- **Requirement**: Without including any pictures, write out all the entries exactly.

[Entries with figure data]
-.-.-
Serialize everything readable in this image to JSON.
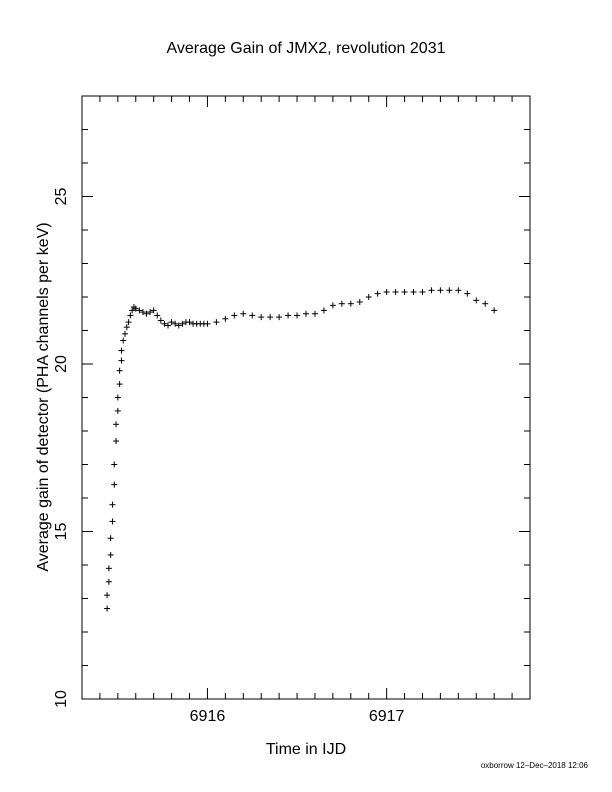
{
  "chart_data": {
    "type": "scatter",
    "title": "Average Gain of JMX2, revolution 2031",
    "xlabel": "Time in IJD",
    "ylabel": "Average gain of detector (PHA channels per keV)",
    "xlim": [
      6915.3,
      6917.8
    ],
    "ylim": [
      10,
      28
    ],
    "x_ticks": [
      6916,
      6917
    ],
    "x_tick_labels": [
      "6916",
      "6917"
    ],
    "y_ticks": [
      10,
      15,
      20,
      25
    ],
    "y_tick_labels": [
      "10",
      "15",
      "20",
      "25"
    ],
    "grid": false,
    "marker": "plus",
    "footer": "oxborrow 12–Dec–2018 12:06",
    "series": [
      {
        "x": [
          6915.44,
          6915.44,
          6915.45,
          6915.45,
          6915.46,
          6915.46,
          6915.47,
          6915.47,
          6915.48,
          6915.48,
          6915.49,
          6915.49,
          6915.5,
          6915.5,
          6915.51,
          6915.51,
          6915.52,
          6915.52,
          6915.53,
          6915.54,
          6915.55,
          6915.56,
          6915.57,
          6915.58,
          6915.59,
          6915.6,
          6915.62,
          6915.64,
          6915.66,
          6915.68,
          6915.7,
          6915.72,
          6915.74,
          6915.76,
          6915.78,
          6915.8,
          6915.82,
          6915.84,
          6915.86,
          6915.88,
          6915.9,
          6915.92,
          6915.94,
          6915.96,
          6915.98,
          6916.0,
          6916.05,
          6916.1,
          6916.15,
          6916.2,
          6916.25,
          6916.3,
          6916.35,
          6916.4,
          6916.45,
          6916.5,
          6916.55,
          6916.6,
          6916.65,
          6916.7,
          6916.75,
          6916.8,
          6916.85,
          6916.9,
          6916.95,
          6917.0,
          6917.05,
          6917.1,
          6917.15,
          6917.2,
          6917.25,
          6917.3,
          6917.35,
          6917.4,
          6917.45,
          6917.5,
          6917.55,
          6917.6
        ],
        "y": [
          12.7,
          13.1,
          13.5,
          13.9,
          14.3,
          14.8,
          15.3,
          15.8,
          16.4,
          17.0,
          17.7,
          18.2,
          18.6,
          19.0,
          19.4,
          19.8,
          20.1,
          20.4,
          20.7,
          20.9,
          21.1,
          21.25,
          21.45,
          21.6,
          21.7,
          21.65,
          21.6,
          21.55,
          21.5,
          21.55,
          21.6,
          21.45,
          21.3,
          21.2,
          21.15,
          21.25,
          21.2,
          21.15,
          21.2,
          21.25,
          21.25,
          21.2,
          21.2,
          21.2,
          21.2,
          21.2,
          21.25,
          21.35,
          21.45,
          21.5,
          21.45,
          21.4,
          21.4,
          21.4,
          21.45,
          21.45,
          21.5,
          21.5,
          21.6,
          21.75,
          21.8,
          21.8,
          21.85,
          22.0,
          22.1,
          22.15,
          22.15,
          22.15,
          22.15,
          22.15,
          22.2,
          22.2,
          22.2,
          22.2,
          22.1,
          21.9,
          21.8,
          21.6
        ]
      }
    ]
  }
}
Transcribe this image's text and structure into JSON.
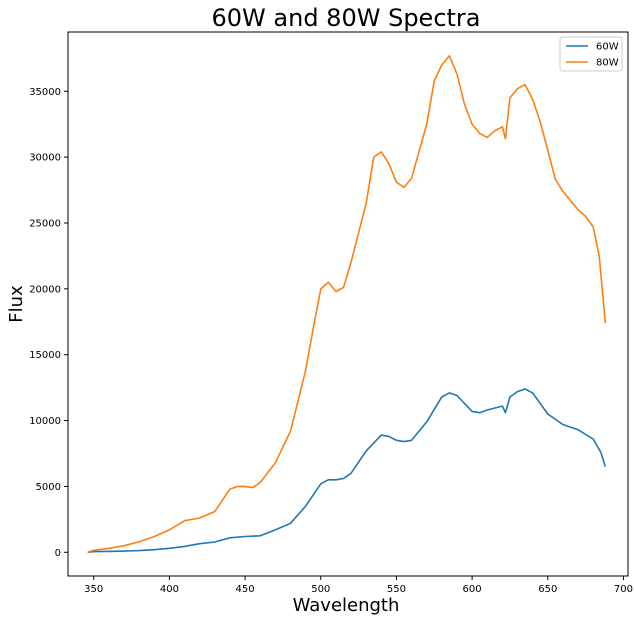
{
  "chart_data": {
    "type": "line",
    "title": "60W and 80W Spectra",
    "xlabel": "Wavelength",
    "ylabel": "Flux",
    "xlim": [
      333,
      703
    ],
    "ylim": [
      -1800,
      39500
    ],
    "xticks": [
      350,
      400,
      450,
      500,
      550,
      600,
      650,
      700
    ],
    "yticks": [
      0,
      5000,
      10000,
      15000,
      20000,
      25000,
      30000,
      35000
    ],
    "legend_position": "top-right",
    "grid": false,
    "series": [
      {
        "name": "60W",
        "color": "#1f77b4",
        "x": [
          346,
          350,
          360,
          370,
          380,
          390,
          400,
          410,
          420,
          430,
          440,
          450,
          460,
          470,
          480,
          490,
          500,
          505,
          510,
          515,
          520,
          530,
          540,
          545,
          550,
          555,
          560,
          570,
          580,
          585,
          590,
          600,
          605,
          610,
          620,
          622,
          625,
          630,
          635,
          640,
          650,
          660,
          670,
          680,
          685,
          688
        ],
        "values": [
          0,
          50,
          70,
          90,
          130,
          200,
          300,
          450,
          650,
          780,
          1100,
          1200,
          1250,
          1700,
          2200,
          3500,
          5200,
          5500,
          5500,
          5600,
          6000,
          7700,
          8900,
          8800,
          8500,
          8400,
          8500,
          9900,
          11800,
          12100,
          11900,
          10700,
          10600,
          10800,
          11100,
          10600,
          11800,
          12200,
          12400,
          12100,
          10500,
          9700,
          9300,
          8600,
          7600,
          6500
        ]
      },
      {
        "name": "80W",
        "color": "#ff7f0e",
        "x": [
          346,
          350,
          360,
          370,
          380,
          390,
          400,
          410,
          420,
          430,
          440,
          445,
          450,
          455,
          460,
          470,
          480,
          490,
          495,
          500,
          505,
          510,
          515,
          520,
          530,
          535,
          540,
          545,
          550,
          555,
          560,
          570,
          575,
          580,
          585,
          590,
          595,
          600,
          605,
          610,
          615,
          620,
          622,
          625,
          630,
          635,
          640,
          645,
          650,
          655,
          660,
          670,
          675,
          680,
          684,
          688
        ],
        "values": [
          0,
          150,
          300,
          500,
          800,
          1200,
          1700,
          2400,
          2600,
          3100,
          4800,
          5000,
          5000,
          4900,
          5300,
          6800,
          9200,
          13800,
          17000,
          20000,
          20500,
          19800,
          20100,
          22000,
          26500,
          30000,
          30400,
          29500,
          28100,
          27700,
          28400,
          32500,
          35800,
          37000,
          37700,
          36300,
          34000,
          32500,
          31800,
          31500,
          32000,
          32300,
          31400,
          34500,
          35200,
          35500,
          34400,
          32700,
          30500,
          28300,
          27400,
          26000,
          25500,
          24700,
          22500,
          17400
        ]
      }
    ]
  }
}
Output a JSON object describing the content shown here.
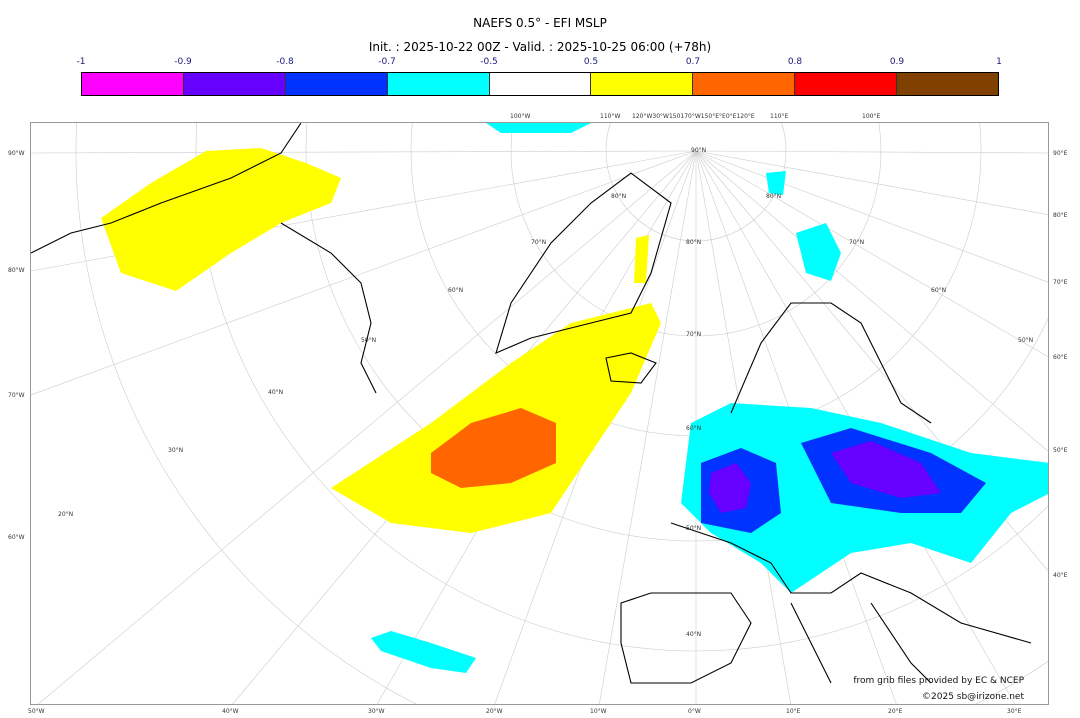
{
  "title": "NAEFS 0.5° - EFI MSLP",
  "subtitle": "Init. : 2025-10-22 00Z - Valid. : 2025-10-25 06:00 (+78h)",
  "colorbar": {
    "ticks": [
      "-1",
      "-0.9",
      "-0.8",
      "-0.7",
      "-0.5",
      "0.5",
      "0.7",
      "0.8",
      "0.9",
      "1"
    ],
    "colors": [
      "#ff00ff",
      "#6600ff",
      "#0033ff",
      "#00ffff",
      "#ffffff",
      "#ffff00",
      "#ff6600",
      "#ff0000",
      "#804000"
    ]
  },
  "axes": {
    "bottom": [
      "50°W",
      "40°W",
      "30°W",
      "20°W",
      "10°W",
      "0°W",
      "10°E",
      "20°E",
      "30°E"
    ],
    "left": [
      "90°W",
      "80°W",
      "70°W",
      "60°W"
    ],
    "right": [
      "90°E",
      "80°E",
      "70°E",
      "60°E",
      "50°E",
      "40°E"
    ],
    "top": [
      "100°W",
      "110°W",
      "120°W30°W150170°W150°E°E0°E120°E",
      "110°E",
      "100°E"
    ],
    "lat_labels": [
      "90°N",
      "80°N",
      "70°N",
      "60°N",
      "50°N",
      "40°N",
      "80°N",
      "70°N",
      "60°N",
      "50°N",
      "40°N",
      "30°N",
      "20°N",
      "60°N",
      "70°N",
      "80°N",
      "50°N"
    ]
  },
  "credits": {
    "source": "from grib files provided by EC & NCEP",
    "copyright": "©2025 sb@irizone.net"
  }
}
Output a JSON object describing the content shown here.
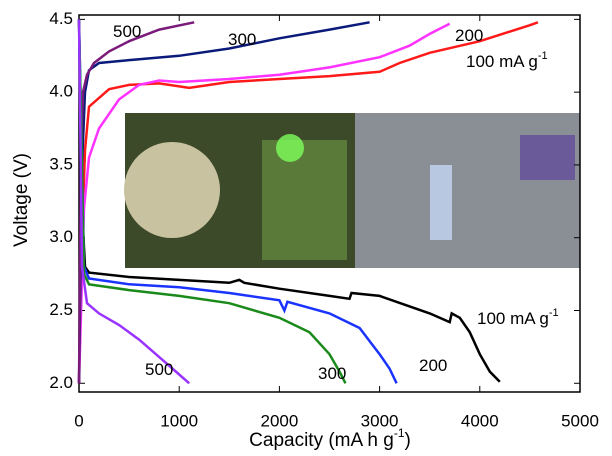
-.-.-
- **Exercise output**:
Serialize everything readable in this image to JSON.
{
  "chart_data": {
    "type": "scatter",
    "title": "Average Gain of JMX2, revolution 2031",
    "xlabel": "Time in IJD",
    "ylabel": "Average gain of detector (PHA channels per keV)",
    "xlim": [
      6915.3,
      6917.8
    ],
    "ylim": [
      10,
      28
    ],
    "x_ticks": [
      6916,
      6917
    ],
    "x_tick_labels": [
      "6916",
      "6917"
    ],
    "y_ticks": [
      10,
      15,
      20,
      25
    ],
    "y_tick_labels": [
      "10",
      "15",
      "20",
      "25"
    ],
    "grid": false,
    "marker": "plus",
    "footer": "oxborrow 12–Dec–2018 12:06",
    "series": [
      {
        "x": [
          6915.44,
          6915.44,
          6915.45,
          6915.45,
          6915.46,
          6915.46,
          6915.47,
          6915.47,
          6915.48,
          6915.48,
          6915.49,
          6915.49,
          6915.5,
          6915.5,
          6915.51,
          6915.51,
          6915.52,
          6915.52,
          6915.53,
          6915.54,
          6915.55,
          6915.56,
          6915.57,
          6915.58,
          6915.59,
          6915.6,
          6915.62,
          6915.64,
          6915.66,
          6915.68,
          6915.7,
          6915.72,
          6915.74,
          6915.76,
          6915.78,
          6915.8,
          6915.82,
          6915.84,
          6915.86,
          6915.88,
          6915.9,
          6915.92,
          6915.94,
          6915.96,
          6915.98,
          6916.0,
          6916.05,
          6916.1,
          6916.15,
          6916.2,
          6916.25,
          6916.3,
          6916.35,
          6916.4,
          6916.45,
          6916.5,
          6916.55,
          6916.6,
          6916.65,
          6916.7,
          6916.75,
          6916.8,
          6916.85,
          6916.9,
          6916.95,
          6917.0,
          6917.05,
          6917.1,
          6917.15,
          6917.2,
          6917.25,
          6917.3,
          6917.35,
          6917.4,
          6917.45,
          6917.5,
          6917.55,
          6917.6
        ],
        "y": [
          12.7,
          13.1,
          13.5,
          13.9,
          14.3,
          14.8,
          15.3,
          15.8,
          16.4,
          17.0,
          17.7,
          18.2,
          18.6,
          19.0,
          19.4,
          19.8,
          20.1,
          20.4,
          20.7,
          20.9,
          21.1,
          21.25,
          21.45,
          21.6,
          21.7,
          21.65,
          21.6,
          21.55,
          21.5,
          21.55,
          21.6,
          21.45,
          21.3,
          21.2,
          21.15,
          21.25,
          21.2,
          21.15,
          21.2,
          21.25,
          21.25,
          21.2,
          21.2,
          21.2,
          21.2,
          21.2,
          21.25,
          21.35,
          21.45,
          21.5,
          21.45,
          21.4,
          21.4,
          21.4,
          21.45,
          21.45,
          21.5,
          21.5,
          21.6,
          21.75,
          21.8,
          21.8,
          21.85,
          22.0,
          22.1,
          22.15,
          22.15,
          22.15,
          22.15,
          22.15,
          22.2,
          22.2,
          22.2,
          22.2,
          22.1,
          21.9,
          21.8,
          21.6
        ]
      }
    ]
  }
}
Transcribe this image's text and structure into JSON.
{
  "chart_data": {
    "type": "line",
    "title": "60W and 80W Spectra",
    "xlabel": "Wavelength",
    "ylabel": "Flux",
    "xlim": [
      333,
      703
    ],
    "ylim": [
      -1800,
      39500
    ],
    "xticks": [
      350,
      400,
      450,
      500,
      550,
      600,
      650,
      700
    ],
    "yticks": [
      0,
      5000,
      10000,
      15000,
      20000,
      25000,
      30000,
      35000
    ],
    "legend_position": "top-right",
    "grid": false,
    "series": [
      {
        "name": "60W",
        "color": "#1f77b4",
        "x": [
          346,
          350,
          360,
          370,
          380,
          390,
          400,
          410,
          420,
          430,
          440,
          450,
          460,
          470,
          480,
          490,
          500,
          505,
          510,
          515,
          520,
          530,
          540,
          545,
          550,
          555,
          560,
          570,
          580,
          585,
          590,
          600,
          605,
          610,
          620,
          622,
          625,
          630,
          635,
          640,
          650,
          660,
          670,
          680,
          685,
          688
        ],
        "values": [
          0,
          50,
          70,
          90,
          130,
          200,
          300,
          450,
          650,
          780,
          1100,
          1200,
          1250,
          1700,
          2200,
          3500,
          5200,
          5500,
          5500,
          5600,
          6000,
          7700,
          8900,
          8800,
          8500,
          8400,
          8500,
          9900,
          11800,
          12100,
          11900,
          10700,
          10600,
          10800,
          11100,
          10600,
          11800,
          12200,
          12400,
          12100,
          10500,
          9700,
          9300,
          8600,
          7600,
          6500
        ]
      },
      {
        "name": "80W",
        "color": "#ff7f0e",
        "x": [
          346,
          350,
          360,
          370,
          380,
          390,
          400,
          410,
          420,
          430,
          440,
          445,
          450,
          455,
          460,
          470,
          480,
          490,
          495,
          500,
          505,
          510,
          515,
          520,
          530,
          535,
          540,
          545,
          550,
          555,
          560,
          570,
          575,
          580,
          585,
          590,
          595,
          600,
          605,
          610,
          615,
          620,
          622,
          625,
          630,
          635,
          640,
          645,
          650,
          655,
          660,
          670,
          675,
          680,
          684,
          688
        ],
        "values": [
          0,
          150,
          300,
          500,
          800,
          1200,
          1700,
          2400,
          2600,
          3100,
          4800,
          5000,
          5000,
          4900,
          5300,
          6800,
          9200,
          13800,
          17000,
          20000,
          20500,
          19800,
          20100,
          22000,
          26500,
          30000,
          30400,
          29500,
          28100,
          27700,
          28400,
          32500,
          35800,
          37000,
          37700,
          36300,
          34000,
          32500,
          31800,
          31500,
          32000,
          32300,
          31400,
          34500,
          35200,
          35500,
          34400,
          32700,
          30500,
          28300,
          27400,
          26000,
          25500,
          24700,
          22500,
          17400
        ]
      }
    ]
  }
}
Output a JSON object describing the content shown here.
{
  "title": "NAEFS 0.5° - EFI MSLP",
  "subtitle": "Init. : 2025-10-22 00Z - Valid. : 2025-10-25 06:00 (+78h)",
  "colorbar": {
    "ticks": [
      "-1",
      "-0.9",
      "-0.8",
      "-0.7",
      "-0.5",
      "0.5",
      "0.7",
      "0.8",
      "0.9",
      "1"
    ],
    "colors": [
      "#ff00ff",
      "#6600ff",
      "#0033ff",
      "#00ffff",
      "#ffffff",
      "#ffff00",
      "#ff6600",
      "#ff0000",
      "#804000"
    ]
  },
  "axes": {
    "bottom": [
      "50°W",
      "40°W",
      "30°W",
      "20°W",
      "10°W",
      "0°W",
      "10°E",
      "20°E",
      "30°E"
    ],
    "left": [
      "90°W",
      "80°W",
      "70°W",
      "60°W"
    ],
    "right": [
      "90°E",
      "80°E",
      "70°E",
      "60°E",
      "50°E",
      "40°E"
    ],
    "top": [
      "100°W",
      "110°W",
      "120°W30°W150170°W150°E°E0°E120°E",
      "110°E",
      "100°E"
    ],
    "lat_labels": [
      "90°N",
      "80°N",
      "70°N",
      "60°N",
      "50°N",
      "40°N",
      "80°N",
      "70°N",
      "60°N",
      "50°N",
      "40°N",
      "30°N",
      "20°N",
      "60°N",
      "70°N",
      "80°N",
      "50°N"
    ]
  },
  "credits": {
    "source": "from grib files provided by EC & NCEP",
    "copyright": "©2025 sb@irizone.net"
  }
}
Output a JSON object describing the content shown here.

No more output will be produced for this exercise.